◆ THE PROBLEM: Select from the data all lines with the word "level".

---- DATA SHOWN

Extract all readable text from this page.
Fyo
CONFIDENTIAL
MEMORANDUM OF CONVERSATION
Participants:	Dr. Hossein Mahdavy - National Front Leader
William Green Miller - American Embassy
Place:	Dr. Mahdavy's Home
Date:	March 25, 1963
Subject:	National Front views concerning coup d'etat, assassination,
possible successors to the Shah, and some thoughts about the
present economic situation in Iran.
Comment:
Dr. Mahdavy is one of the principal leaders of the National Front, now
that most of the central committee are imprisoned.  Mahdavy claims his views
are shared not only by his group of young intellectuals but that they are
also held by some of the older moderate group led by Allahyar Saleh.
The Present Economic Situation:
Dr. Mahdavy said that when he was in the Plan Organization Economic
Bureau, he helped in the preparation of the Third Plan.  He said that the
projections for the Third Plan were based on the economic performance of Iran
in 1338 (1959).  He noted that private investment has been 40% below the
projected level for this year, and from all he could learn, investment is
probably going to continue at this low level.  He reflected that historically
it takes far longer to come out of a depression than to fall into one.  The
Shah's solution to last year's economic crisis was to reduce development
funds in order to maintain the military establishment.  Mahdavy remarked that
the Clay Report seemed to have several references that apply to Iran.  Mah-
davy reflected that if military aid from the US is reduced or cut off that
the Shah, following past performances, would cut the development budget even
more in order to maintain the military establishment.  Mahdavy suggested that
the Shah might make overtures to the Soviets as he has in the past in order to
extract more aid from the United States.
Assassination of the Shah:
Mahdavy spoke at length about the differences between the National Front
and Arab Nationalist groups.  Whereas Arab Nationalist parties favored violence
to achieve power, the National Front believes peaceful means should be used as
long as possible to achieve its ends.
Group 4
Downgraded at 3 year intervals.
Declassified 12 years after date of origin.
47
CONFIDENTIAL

--------

◆ TASK ANSWER:
projected level for this year, and from all he could learn, investment is
probably going to continue at this low level.  He reflected that historically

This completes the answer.